Task to complete — Return each line holding the string "title".
┄┄┄┄┄┄┄┄┄┄
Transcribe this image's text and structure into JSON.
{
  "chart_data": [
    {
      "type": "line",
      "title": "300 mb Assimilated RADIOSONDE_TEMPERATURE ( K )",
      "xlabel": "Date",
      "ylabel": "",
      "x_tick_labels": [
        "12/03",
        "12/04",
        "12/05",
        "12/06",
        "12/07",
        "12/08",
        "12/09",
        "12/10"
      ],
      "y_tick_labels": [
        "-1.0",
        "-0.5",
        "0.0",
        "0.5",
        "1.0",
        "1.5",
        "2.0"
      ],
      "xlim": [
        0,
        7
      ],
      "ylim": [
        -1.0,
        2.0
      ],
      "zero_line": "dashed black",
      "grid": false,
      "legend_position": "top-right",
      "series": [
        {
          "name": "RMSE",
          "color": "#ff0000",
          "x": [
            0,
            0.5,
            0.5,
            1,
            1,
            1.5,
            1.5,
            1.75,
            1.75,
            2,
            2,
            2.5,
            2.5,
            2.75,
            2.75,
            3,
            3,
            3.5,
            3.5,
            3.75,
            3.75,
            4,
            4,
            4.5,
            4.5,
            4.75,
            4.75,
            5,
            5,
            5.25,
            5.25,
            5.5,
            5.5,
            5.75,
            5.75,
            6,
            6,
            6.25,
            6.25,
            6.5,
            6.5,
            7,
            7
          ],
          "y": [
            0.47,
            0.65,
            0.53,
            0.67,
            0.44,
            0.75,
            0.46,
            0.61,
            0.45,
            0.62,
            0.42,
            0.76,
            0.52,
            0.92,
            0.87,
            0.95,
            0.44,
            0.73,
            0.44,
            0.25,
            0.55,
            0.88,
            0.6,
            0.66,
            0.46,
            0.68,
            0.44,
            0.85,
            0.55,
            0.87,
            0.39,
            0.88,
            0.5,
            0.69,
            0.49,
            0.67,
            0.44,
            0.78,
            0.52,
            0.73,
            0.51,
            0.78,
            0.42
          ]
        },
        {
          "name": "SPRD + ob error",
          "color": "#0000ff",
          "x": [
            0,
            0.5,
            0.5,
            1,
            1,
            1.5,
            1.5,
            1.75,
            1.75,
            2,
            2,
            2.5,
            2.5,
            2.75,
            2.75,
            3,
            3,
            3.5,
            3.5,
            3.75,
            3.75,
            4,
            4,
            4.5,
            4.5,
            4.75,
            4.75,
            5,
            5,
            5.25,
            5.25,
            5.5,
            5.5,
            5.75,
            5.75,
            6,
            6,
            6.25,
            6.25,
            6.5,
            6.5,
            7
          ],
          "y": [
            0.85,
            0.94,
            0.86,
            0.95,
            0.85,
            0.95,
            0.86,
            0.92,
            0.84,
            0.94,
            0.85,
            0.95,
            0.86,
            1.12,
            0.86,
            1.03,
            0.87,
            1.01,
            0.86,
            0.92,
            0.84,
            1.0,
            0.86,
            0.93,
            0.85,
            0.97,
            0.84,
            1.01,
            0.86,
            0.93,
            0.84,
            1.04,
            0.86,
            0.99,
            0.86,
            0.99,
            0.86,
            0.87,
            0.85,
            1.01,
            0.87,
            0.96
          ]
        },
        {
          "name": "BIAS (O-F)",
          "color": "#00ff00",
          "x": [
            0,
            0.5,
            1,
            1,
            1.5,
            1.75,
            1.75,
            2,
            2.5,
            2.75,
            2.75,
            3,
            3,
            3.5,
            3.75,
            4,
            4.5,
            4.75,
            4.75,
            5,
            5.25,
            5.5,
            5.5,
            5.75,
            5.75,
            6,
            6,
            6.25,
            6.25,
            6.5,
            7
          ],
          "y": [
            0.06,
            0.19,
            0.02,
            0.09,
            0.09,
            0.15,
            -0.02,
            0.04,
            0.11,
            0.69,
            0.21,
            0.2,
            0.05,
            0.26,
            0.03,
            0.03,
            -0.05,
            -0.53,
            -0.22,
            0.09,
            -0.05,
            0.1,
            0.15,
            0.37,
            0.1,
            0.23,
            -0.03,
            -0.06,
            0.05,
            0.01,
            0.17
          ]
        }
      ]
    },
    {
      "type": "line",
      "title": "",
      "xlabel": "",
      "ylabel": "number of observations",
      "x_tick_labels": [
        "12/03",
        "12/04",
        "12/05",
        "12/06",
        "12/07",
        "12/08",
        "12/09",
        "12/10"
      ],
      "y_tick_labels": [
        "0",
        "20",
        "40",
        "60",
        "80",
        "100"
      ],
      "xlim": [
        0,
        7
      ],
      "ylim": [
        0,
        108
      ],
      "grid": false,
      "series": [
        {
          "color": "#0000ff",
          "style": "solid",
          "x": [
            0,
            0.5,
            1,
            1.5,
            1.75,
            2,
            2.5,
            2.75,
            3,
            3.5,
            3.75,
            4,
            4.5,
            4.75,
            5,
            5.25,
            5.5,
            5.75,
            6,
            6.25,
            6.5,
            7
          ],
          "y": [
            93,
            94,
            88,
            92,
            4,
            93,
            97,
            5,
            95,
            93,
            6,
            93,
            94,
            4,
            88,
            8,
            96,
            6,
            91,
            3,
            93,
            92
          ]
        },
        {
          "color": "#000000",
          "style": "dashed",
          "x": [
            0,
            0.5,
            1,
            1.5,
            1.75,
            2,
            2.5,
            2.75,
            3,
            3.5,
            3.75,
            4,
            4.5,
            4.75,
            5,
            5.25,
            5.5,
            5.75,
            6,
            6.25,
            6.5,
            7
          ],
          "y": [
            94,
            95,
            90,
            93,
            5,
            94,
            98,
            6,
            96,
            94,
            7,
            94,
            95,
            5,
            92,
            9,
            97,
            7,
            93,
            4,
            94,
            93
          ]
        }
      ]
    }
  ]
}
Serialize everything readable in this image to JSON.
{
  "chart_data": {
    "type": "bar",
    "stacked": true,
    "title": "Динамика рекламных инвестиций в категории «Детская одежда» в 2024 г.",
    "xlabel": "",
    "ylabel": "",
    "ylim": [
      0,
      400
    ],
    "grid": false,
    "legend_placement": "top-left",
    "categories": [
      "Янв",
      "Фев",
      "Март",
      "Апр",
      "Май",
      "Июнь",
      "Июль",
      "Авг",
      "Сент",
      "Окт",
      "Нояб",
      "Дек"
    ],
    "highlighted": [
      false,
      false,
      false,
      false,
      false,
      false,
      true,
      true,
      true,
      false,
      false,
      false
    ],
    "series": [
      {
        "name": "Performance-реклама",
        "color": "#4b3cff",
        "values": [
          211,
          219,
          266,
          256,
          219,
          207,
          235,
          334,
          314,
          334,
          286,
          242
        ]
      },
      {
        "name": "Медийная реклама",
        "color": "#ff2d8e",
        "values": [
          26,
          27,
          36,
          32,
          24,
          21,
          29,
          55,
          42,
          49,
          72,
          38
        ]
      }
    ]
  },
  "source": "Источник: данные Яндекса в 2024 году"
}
┄┄┄┄┄┄┄┄┄┄
The reply —
      "title": "300 mb Assimilated RADIOSONDE_TEMPERATURE ( K )",
      "title": "",
    "title": "Динамика рекламных инвестиций в категории «Детская одежда» в 2024 г.",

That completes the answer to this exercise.